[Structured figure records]
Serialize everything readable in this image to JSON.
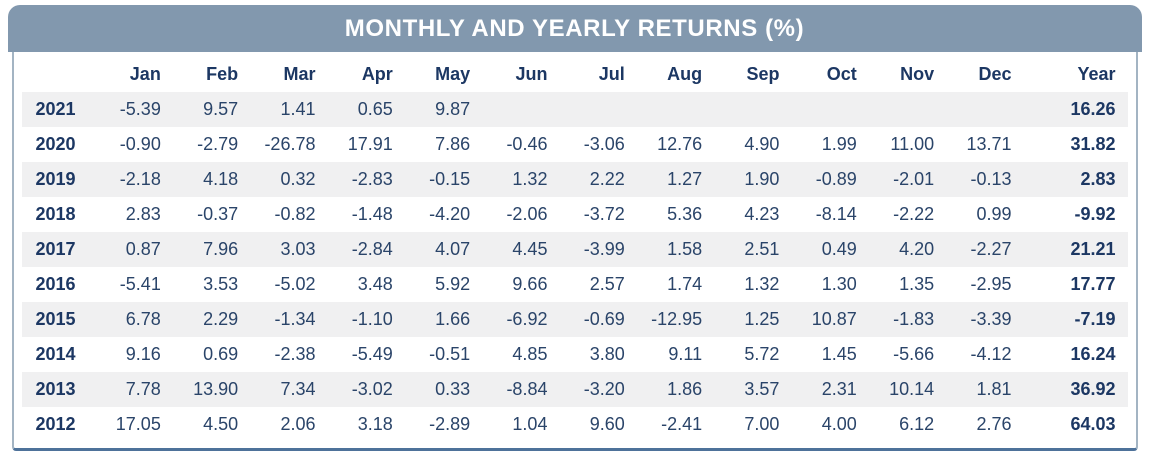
{
  "title": "MONTHLY AND YEARLY RETURNS (%)",
  "colors": {
    "banner_bg": "#8298ae",
    "banner_text": "#ffffff",
    "header_text": "#1c3763",
    "cell_text": "#2a4469",
    "stripe_bg": "#f0f0f1",
    "border_bottom": "#4e729a",
    "border_side": "#a3b4c3"
  },
  "table": {
    "columns": [
      "Jan",
      "Feb",
      "Mar",
      "Apr",
      "May",
      "Jun",
      "Jul",
      "Aug",
      "Sep",
      "Oct",
      "Nov",
      "Dec",
      "Year"
    ],
    "rows": [
      {
        "year": "2021",
        "values": [
          "-5.39",
          "9.57",
          "1.41",
          "0.65",
          "9.87",
          "",
          "",
          "",
          "",
          "",
          "",
          ""
        ],
        "year_total": "16.26"
      },
      {
        "year": "2020",
        "values": [
          "-0.90",
          "-2.79",
          "-26.78",
          "17.91",
          "7.86",
          "-0.46",
          "-3.06",
          "12.76",
          "4.90",
          "1.99",
          "11.00",
          "13.71"
        ],
        "year_total": "31.82"
      },
      {
        "year": "2019",
        "values": [
          "-2.18",
          "4.18",
          "0.32",
          "-2.83",
          "-0.15",
          "1.32",
          "2.22",
          "1.27",
          "1.90",
          "-0.89",
          "-2.01",
          "-0.13"
        ],
        "year_total": "2.83"
      },
      {
        "year": "2018",
        "values": [
          "2.83",
          "-0.37",
          "-0.82",
          "-1.48",
          "-4.20",
          "-2.06",
          "-3.72",
          "5.36",
          "4.23",
          "-8.14",
          "-2.22",
          "0.99"
        ],
        "year_total": "-9.92"
      },
      {
        "year": "2017",
        "values": [
          "0.87",
          "7.96",
          "3.03",
          "-2.84",
          "4.07",
          "4.45",
          "-3.99",
          "1.58",
          "2.51",
          "0.49",
          "4.20",
          "-2.27"
        ],
        "year_total": "21.21"
      },
      {
        "year": "2016",
        "values": [
          "-5.41",
          "3.53",
          "-5.02",
          "3.48",
          "5.92",
          "9.66",
          "2.57",
          "1.74",
          "1.32",
          "1.30",
          "1.35",
          "-2.95"
        ],
        "year_total": "17.77"
      },
      {
        "year": "2015",
        "values": [
          "6.78",
          "2.29",
          "-1.34",
          "-1.10",
          "1.66",
          "-6.92",
          "-0.69",
          "-12.95",
          "1.25",
          "10.87",
          "-1.83",
          "-3.39"
        ],
        "year_total": "-7.19"
      },
      {
        "year": "2014",
        "values": [
          "9.16",
          "0.69",
          "-2.38",
          "-5.49",
          "-0.51",
          "4.85",
          "3.80",
          "9.11",
          "5.72",
          "1.45",
          "-5.66",
          "-4.12"
        ],
        "year_total": "16.24"
      },
      {
        "year": "2013",
        "values": [
          "7.78",
          "13.90",
          "7.34",
          "-3.02",
          "0.33",
          "-8.84",
          "-3.20",
          "1.86",
          "3.57",
          "2.31",
          "10.14",
          "1.81"
        ],
        "year_total": "36.92"
      },
      {
        "year": "2012",
        "values": [
          "17.05",
          "4.50",
          "2.06",
          "3.18",
          "-2.89",
          "1.04",
          "9.60",
          "-2.41",
          "7.00",
          "4.00",
          "6.12",
          "2.76"
        ],
        "year_total": "64.03"
      }
    ]
  },
  "chart_data": {
    "type": "table",
    "title": "MONTHLY AND YEARLY RETURNS (%)",
    "columns": [
      "Jan",
      "Feb",
      "Mar",
      "Apr",
      "May",
      "Jun",
      "Jul",
      "Aug",
      "Sep",
      "Oct",
      "Nov",
      "Dec",
      "Year"
    ],
    "row_labels": [
      "2021",
      "2020",
      "2019",
      "2018",
      "2017",
      "2016",
      "2015",
      "2014",
      "2013",
      "2012"
    ],
    "series": [
      {
        "name": "2021",
        "values": [
          -5.39,
          9.57,
          1.41,
          0.65,
          9.87,
          null,
          null,
          null,
          null,
          null,
          null,
          null
        ],
        "year_total": 16.26
      },
      {
        "name": "2020",
        "values": [
          -0.9,
          -2.79,
          -26.78,
          17.91,
          7.86,
          -0.46,
          -3.06,
          12.76,
          4.9,
          1.99,
          11.0,
          13.71
        ],
        "year_total": 31.82
      },
      {
        "name": "2019",
        "values": [
          -2.18,
          4.18,
          0.32,
          -2.83,
          -0.15,
          1.32,
          2.22,
          1.27,
          1.9,
          -0.89,
          -2.01,
          -0.13
        ],
        "year_total": 2.83
      },
      {
        "name": "2018",
        "values": [
          2.83,
          -0.37,
          -0.82,
          -1.48,
          -4.2,
          -2.06,
          -3.72,
          5.36,
          4.23,
          -8.14,
          -2.22,
          0.99
        ],
        "year_total": -9.92
      },
      {
        "name": "2017",
        "values": [
          0.87,
          7.96,
          3.03,
          -2.84,
          4.07,
          4.45,
          -3.99,
          1.58,
          2.51,
          0.49,
          4.2,
          -2.27
        ],
        "year_total": 21.21
      },
      {
        "name": "2016",
        "values": [
          -5.41,
          3.53,
          -5.02,
          3.48,
          5.92,
          9.66,
          2.57,
          1.74,
          1.32,
          1.3,
          1.35,
          -2.95
        ],
        "year_total": 17.77
      },
      {
        "name": "2015",
        "values": [
          6.78,
          2.29,
          -1.34,
          -1.1,
          1.66,
          -6.92,
          -0.69,
          -12.95,
          1.25,
          10.87,
          -1.83,
          -3.39
        ],
        "year_total": -7.19
      },
      {
        "name": "2014",
        "values": [
          9.16,
          0.69,
          -2.38,
          -5.49,
          -0.51,
          4.85,
          3.8,
          9.11,
          5.72,
          1.45,
          -5.66,
          -4.12
        ],
        "year_total": 16.24
      },
      {
        "name": "2013",
        "values": [
          7.78,
          13.9,
          7.34,
          -3.02,
          0.33,
          -8.84,
          -3.2,
          1.86,
          3.57,
          2.31,
          10.14,
          1.81
        ],
        "year_total": 36.92
      },
      {
        "name": "2012",
        "values": [
          17.05,
          4.5,
          2.06,
          3.18,
          -2.89,
          1.04,
          9.6,
          -2.41,
          7.0,
          4.0,
          6.12,
          2.76
        ],
        "year_total": 64.03
      }
    ]
  }
}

Requirement
Return the listing above unchanged, apart from dropping its pictures.

Expected output
Serialize everything readable in this image to JSON.
{
  "title": "MONTHLY AND YEARLY RETURNS (%)",
  "colors": {
    "banner_bg": "#8298ae",
    "banner_text": "#ffffff",
    "header_text": "#1c3763",
    "cell_text": "#2a4469",
    "stripe_bg": "#f0f0f1",
    "border_bottom": "#4e729a",
    "border_side": "#a3b4c3"
  },
  "table": {
    "columns": [
      "Jan",
      "Feb",
      "Mar",
      "Apr",
      "May",
      "Jun",
      "Jul",
      "Aug",
      "Sep",
      "Oct",
      "Nov",
      "Dec",
      "Year"
    ],
    "rows": [
      {
        "year": "2021",
        "values": [
          "-5.39",
          "9.57",
          "1.41",
          "0.65",
          "9.87",
          "",
          "",
          "",
          "",
          "",
          "",
          ""
        ],
        "year_total": "16.26"
      },
      {
        "year": "2020",
        "values": [
          "-0.90",
          "-2.79",
          "-26.78",
          "17.91",
          "7.86",
          "-0.46",
          "-3.06",
          "12.76",
          "4.90",
          "1.99",
          "11.00",
          "13.71"
        ],
        "year_total": "31.82"
      },
      {
        "year": "2019",
        "values": [
          "-2.18",
          "4.18",
          "0.32",
          "-2.83",
          "-0.15",
          "1.32",
          "2.22",
          "1.27",
          "1.90",
          "-0.89",
          "-2.01",
          "-0.13"
        ],
        "year_total": "2.83"
      },
      {
        "year": "2018",
        "values": [
          "2.83",
          "-0.37",
          "-0.82",
          "-1.48",
          "-4.20",
          "-2.06",
          "-3.72",
          "5.36",
          "4.23",
          "-8.14",
          "-2.22",
          "0.99"
        ],
        "year_total": "-9.92"
      },
      {
        "year": "2017",
        "values": [
          "0.87",
          "7.96",
          "3.03",
          "-2.84",
          "4.07",
          "4.45",
          "-3.99",
          "1.58",
          "2.51",
          "0.49",
          "4.20",
          "-2.27"
        ],
        "year_total": "21.21"
      },
      {
        "year": "2016",
        "values": [
          "-5.41",
          "3.53",
          "-5.02",
          "3.48",
          "5.92",
          "9.66",
          "2.57",
          "1.74",
          "1.32",
          "1.30",
          "1.35",
          "-2.95"
        ],
        "year_total": "17.77"
      },
      {
        "year": "2015",
        "values": [
          "6.78",
          "2.29",
          "-1.34",
          "-1.10",
          "1.66",
          "-6.92",
          "-0.69",
          "-12.95",
          "1.25",
          "10.87",
          "-1.83",
          "-3.39"
        ],
        "year_total": "-7.19"
      },
      {
        "year": "2014",
        "values": [
          "9.16",
          "0.69",
          "-2.38",
          "-5.49",
          "-0.51",
          "4.85",
          "3.80",
          "9.11",
          "5.72",
          "1.45",
          "-5.66",
          "-4.12"
        ],
        "year_total": "16.24"
      },
      {
        "year": "2013",
        "values": [
          "7.78",
          "13.90",
          "7.34",
          "-3.02",
          "0.33",
          "-8.84",
          "-3.20",
          "1.86",
          "3.57",
          "2.31",
          "10.14",
          "1.81"
        ],
        "year_total": "36.92"
      },
      {
        "year": "2012",
        "values": [
          "17.05",
          "4.50",
          "2.06",
          "3.18",
          "-2.89",
          "1.04",
          "9.60",
          "-2.41",
          "7.00",
          "4.00",
          "6.12",
          "2.76"
        ],
        "year_total": "64.03"
      }
    ]
  },
  "chart_data": {
    "type": "table",
    "title": "MONTHLY AND YEARLY RETURNS (%)",
    "columns": [
      "Jan",
      "Feb",
      "Mar",
      "Apr",
      "May",
      "Jun",
      "Jul",
      "Aug",
      "Sep",
      "Oct",
      "Nov",
      "Dec",
      "Year"
    ],
    "row_labels": [
      "2021",
      "2020",
      "2019",
      "2018",
      "2017",
      "2016",
      "2015",
      "2014",
      "2013",
      "2012"
    ],
    "series": [
      {
        "name": "2021",
        "values": [
          -5.39,
          9.57,
          1.41,
          0.65,
          9.87,
          null,
          null,
          null,
          null,
          null,
          null,
          null
        ],
        "year_total": 16.26
      },
      {
        "name": "2020",
        "values": [
          -0.9,
          -2.79,
          -26.78,
          17.91,
          7.86,
          -0.46,
          -3.06,
          12.76,
          4.9,
          1.99,
          11.0,
          13.71
        ],
        "year_total": 31.82
      },
      {
        "name": "2019",
        "values": [
          -2.18,
          4.18,
          0.32,
          -2.83,
          -0.15,
          1.32,
          2.22,
          1.27,
          1.9,
          -0.89,
          -2.01,
          -0.13
        ],
        "year_total": 2.83
      },
      {
        "name": "2018",
        "values": [
          2.83,
          -0.37,
          -0.82,
          -1.48,
          -4.2,
          -2.06,
          -3.72,
          5.36,
          4.23,
          -8.14,
          -2.22,
          0.99
        ],
        "year_total": -9.92
      },
      {
        "name": "2017",
        "values": [
          0.87,
          7.96,
          3.03,
          -2.84,
          4.07,
          4.45,
          -3.99,
          1.58,
          2.51,
          0.49,
          4.2,
          -2.27
        ],
        "year_total": 21.21
      },
      {
        "name": "2016",
        "values": [
          -5.41,
          3.53,
          -5.02,
          3.48,
          5.92,
          9.66,
          2.57,
          1.74,
          1.32,
          1.3,
          1.35,
          -2.95
        ],
        "year_total": 17.77
      },
      {
        "name": "2015",
        "values": [
          6.78,
          2.29,
          -1.34,
          -1.1,
          1.66,
          -6.92,
          -0.69,
          -12.95,
          1.25,
          10.87,
          -1.83,
          -3.39
        ],
        "year_total": -7.19
      },
      {
        "name": "2014",
        "values": [
          9.16,
          0.69,
          -2.38,
          -5.49,
          -0.51,
          4.85,
          3.8,
          9.11,
          5.72,
          1.45,
          -5.66,
          -4.12
        ],
        "year_total": 16.24
      },
      {
        "name": "2013",
        "values": [
          7.78,
          13.9,
          7.34,
          -3.02,
          0.33,
          -8.84,
          -3.2,
          1.86,
          3.57,
          2.31,
          10.14,
          1.81
        ],
        "year_total": 36.92
      },
      {
        "name": "2012",
        "values": [
          17.05,
          4.5,
          2.06,
          3.18,
          -2.89,
          1.04,
          9.6,
          -2.41,
          7.0,
          4.0,
          6.12,
          2.76
        ],
        "year_total": 64.03
      }
    ]
  }
}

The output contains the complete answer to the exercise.